App and web page records:
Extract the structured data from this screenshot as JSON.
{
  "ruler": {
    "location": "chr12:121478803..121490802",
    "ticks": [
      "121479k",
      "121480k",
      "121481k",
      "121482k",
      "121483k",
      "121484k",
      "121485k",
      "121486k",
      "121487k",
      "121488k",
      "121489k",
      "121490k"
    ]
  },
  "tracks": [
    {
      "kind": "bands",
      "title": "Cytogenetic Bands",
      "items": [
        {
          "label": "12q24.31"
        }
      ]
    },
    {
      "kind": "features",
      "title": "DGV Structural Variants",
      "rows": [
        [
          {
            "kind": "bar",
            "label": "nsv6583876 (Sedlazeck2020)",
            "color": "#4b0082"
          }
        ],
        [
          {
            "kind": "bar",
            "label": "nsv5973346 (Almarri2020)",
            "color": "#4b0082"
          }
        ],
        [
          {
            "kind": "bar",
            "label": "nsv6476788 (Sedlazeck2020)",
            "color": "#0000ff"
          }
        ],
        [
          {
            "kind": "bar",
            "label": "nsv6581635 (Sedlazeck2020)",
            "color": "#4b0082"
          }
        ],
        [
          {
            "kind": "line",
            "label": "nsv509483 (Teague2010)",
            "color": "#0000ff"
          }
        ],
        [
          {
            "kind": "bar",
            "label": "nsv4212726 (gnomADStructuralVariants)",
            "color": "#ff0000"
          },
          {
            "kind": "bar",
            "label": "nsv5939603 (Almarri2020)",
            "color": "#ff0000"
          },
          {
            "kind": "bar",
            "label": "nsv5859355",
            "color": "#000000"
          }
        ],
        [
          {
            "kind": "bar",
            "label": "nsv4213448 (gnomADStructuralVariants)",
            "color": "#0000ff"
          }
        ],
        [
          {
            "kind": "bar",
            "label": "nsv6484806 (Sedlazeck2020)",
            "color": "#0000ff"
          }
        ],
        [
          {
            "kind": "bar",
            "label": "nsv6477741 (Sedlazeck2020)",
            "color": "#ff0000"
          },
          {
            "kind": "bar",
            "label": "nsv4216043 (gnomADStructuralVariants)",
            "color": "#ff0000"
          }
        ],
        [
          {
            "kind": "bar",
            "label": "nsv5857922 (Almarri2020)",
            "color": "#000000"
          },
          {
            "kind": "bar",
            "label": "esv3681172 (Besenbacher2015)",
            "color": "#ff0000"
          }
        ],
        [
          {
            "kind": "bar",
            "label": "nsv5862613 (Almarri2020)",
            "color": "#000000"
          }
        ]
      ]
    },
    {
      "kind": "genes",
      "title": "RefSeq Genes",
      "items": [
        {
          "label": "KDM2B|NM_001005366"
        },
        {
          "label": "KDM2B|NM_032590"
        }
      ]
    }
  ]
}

→ **Problem**: Print each entry above exactly as given.

→ **Exercise result**:
Extract the structured data from this screenshot as JSON.
{
  "ruler": {
    "location": "chr12:121478803..121490802",
    "ticks": [
      "121479k",
      "121480k",
      "121481k",
      "121482k",
      "121483k",
      "121484k",
      "121485k",
      "121486k",
      "121487k",
      "121488k",
      "121489k",
      "121490k"
    ]
  },
  "tracks": [
    {
      "kind": "bands",
      "title": "Cytogenetic Bands",
      "items": [
        {
          "label": "12q24.31"
        }
      ]
    },
    {
      "kind": "features",
      "title": "DGV Structural Variants",
      "rows": [
        [
          {
            "kind": "bar",
            "label": "nsv6583876 (Sedlazeck2020)",
            "color": "#4b0082"
          }
        ],
        [
          {
            "kind": "bar",
            "label": "nsv5973346 (Almarri2020)",
            "color": "#4b0082"
          }
        ],
        [
          {
            "kind": "bar",
            "label": "nsv6476788 (Sedlazeck2020)",
            "color": "#0000ff"
          }
        ],
        [
          {
            "kind": "bar",
            "label": "nsv6581635 (Sedlazeck2020)",
            "color": "#4b0082"
          }
        ],
        [
          {
            "kind": "line",
            "label": "nsv509483 (Teague2010)",
            "color": "#0000ff"
          }
        ],
        [
          {
            "kind": "bar",
            "label": "nsv4212726 (gnomADStructuralVariants)",
            "color": "#ff0000"
          },
          {
            "kind": "bar",
            "label": "nsv5939603 (Almarri2020)",
            "color": "#ff0000"
          },
          {
            "kind": "bar",
            "label": "nsv5859355",
            "color": "#000000"
          }
        ],
        [
          {
            "kind": "bar",
            "label": "nsv4213448 (gnomADStructuralVariants)",
            "color": "#0000ff"
          }
        ],
        [
          {
            "kind": "bar",
            "label": "nsv6484806 (Sedlazeck2020)",
            "color": "#0000ff"
          }
        ],
        [
          {
            "kind": "bar",
            "label": "nsv6477741 (Sedlazeck2020)",
            "color": "#ff0000"
          },
          {
            "kind": "bar",
            "label": "nsv4216043 (gnomADStructuralVariants)",
            "color": "#ff0000"
          }
        ],
        [
          {
            "kind": "bar",
            "label": "nsv5857922 (Almarri2020)",
            "color": "#000000"
          },
          {
            "kind": "bar",
            "label": "esv3681172 (Besenbacher2015)",
            "color": "#ff0000"
          }
        ],
        [
          {
            "kind": "bar",
            "label": "nsv5862613 (Almarri2020)",
            "color": "#000000"
          }
        ]
      ]
    },
    {
      "kind": "genes",
      "title": "RefSeq Genes",
      "items": [
        {
          "label": "KDM2B|NM_001005366"
        },
        {
          "label": "KDM2B|NM_032590"
        }
      ]
    }
  ]
}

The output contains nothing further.